DOCUMENT PASSAGE >>
──────────
Eastern Delight In Oakham(Rutland), ask for a Sam Finch Special.
I don't think anybody here, with the exception of Wonder Woman, would wan't a "Sam Finch Kebab" ;)
I think you're confusing a kebab with a spit roast Dennis ;)
What's in a Sam Finch special then? Personally I always go for chilli & thousand island sauce *Garrgyl* Need a kebab!
The Sam Finch Special isn't something you actually want to eat, basicly it's kebab meat and enough chilli powder to make 4 litres of chili sauce.
I was coming back from the pub with my mates and they got the guy to construct it for me (I was playing on the arcade machine at the time So I didn't know) I ate it in a drunken attempt to piss them off, and I have vague reccelections of lying in the midle of the road screaming in pain.
But the next morning all I remembered was that I ate it, and for some reason I thought I had enjoyed it. So I ordered another that night and again discovered that they weren't very nice. But after that every time I went into the kebab shop they made me one. So I had to get other people to go in and get kebabs for me.
As a rule I like them with just chilli and mayo, (and not that much chilli)
Its defiantley the Aylesbury Kebab House.
And as for how i like them, as big as possible, with Garlic Mayonaise. :D
Quote:
and I have vague reccelections of lying in the midle of the road screaming in pain.
hahahaha, good friends.... LOL
and no, you can't have any of my tomato-soup bloody mary either...
I don't care how much you scream!
;)
I am hereby un-nominating the one and only kebab house in Guildford, Surrey. I just went in and asked for a large doner, and they said they had run out! I mean, run out of doner kebabs?!? How?!?
I ended up having the smallest shish kebab I've ever seen in my life. It can't touch the kebab house back home in Yeovil :)
what kind of stuff does a doner kabob have on it?
──────────
TASKS AND EXERCISES >>
(1) For the kebab thread, say whether each statement agrees with it, answering yes or no and quoting the words that decide it.
(a) The Sam Finch Special is kebab meat with a large amount of chilli powder.
(b) The kebab house in Guildford had doner kebabs when the poster asked for a large one.
(c) One poster names Eastern Delight in Oakham as the place to ask for a Sam Finch Special.
(2) In the kebab thread, what did the poster in Guildford end up having instead of a large doner?
(3) Summarize the kebab thread in two sentences.
The listing after this point is separate from the kebab thread.

RECORDS >>
──────────
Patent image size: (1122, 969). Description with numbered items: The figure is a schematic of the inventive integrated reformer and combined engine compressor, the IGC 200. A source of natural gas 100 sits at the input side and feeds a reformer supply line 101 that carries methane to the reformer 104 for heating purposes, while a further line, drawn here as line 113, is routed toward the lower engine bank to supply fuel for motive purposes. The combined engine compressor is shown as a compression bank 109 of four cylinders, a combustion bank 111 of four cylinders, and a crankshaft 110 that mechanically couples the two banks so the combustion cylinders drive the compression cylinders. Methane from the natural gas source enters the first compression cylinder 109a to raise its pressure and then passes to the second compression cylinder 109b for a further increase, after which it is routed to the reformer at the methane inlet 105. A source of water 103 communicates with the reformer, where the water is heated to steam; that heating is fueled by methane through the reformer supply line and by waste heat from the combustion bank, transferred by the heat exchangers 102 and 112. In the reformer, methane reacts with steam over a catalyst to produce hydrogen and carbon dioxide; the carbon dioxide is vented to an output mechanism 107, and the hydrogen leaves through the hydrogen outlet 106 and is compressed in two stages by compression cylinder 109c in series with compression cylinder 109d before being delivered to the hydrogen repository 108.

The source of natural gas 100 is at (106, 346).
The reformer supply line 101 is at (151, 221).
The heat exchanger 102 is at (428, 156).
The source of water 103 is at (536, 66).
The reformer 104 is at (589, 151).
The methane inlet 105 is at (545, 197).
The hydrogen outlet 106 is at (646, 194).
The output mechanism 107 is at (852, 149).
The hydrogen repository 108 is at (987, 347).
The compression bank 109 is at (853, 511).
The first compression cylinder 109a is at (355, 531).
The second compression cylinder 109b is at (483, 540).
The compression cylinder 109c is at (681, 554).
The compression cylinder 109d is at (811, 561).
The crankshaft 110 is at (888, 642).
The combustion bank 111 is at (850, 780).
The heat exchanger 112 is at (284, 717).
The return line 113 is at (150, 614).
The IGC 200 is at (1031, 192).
──────────
SOLUTIONS FOR EACH TASK >>
(1)
(a) Yes: "basicly it's kebab meat and enough chilli powder to make 4 litres of chili sauce."
(b) No: "they said they had run out!"
(c) Yes: "Eastern Delight In Oakham(Rutland), ask for a Sam Finch Special."

(2) The smallest shish kebab the poster had ever seen.

(3) Posters name kebab shops and sauces they like, and one describes the Sam Finch Special, kebab meat with enough chilli powder for 4 litres of chili sauce, which friends had made for them and which left them with vague memories of lying in the road screaming in pain. Another poster un-nominates the kebab house in Guildford, Surrey, after it ran out of doner kebabs.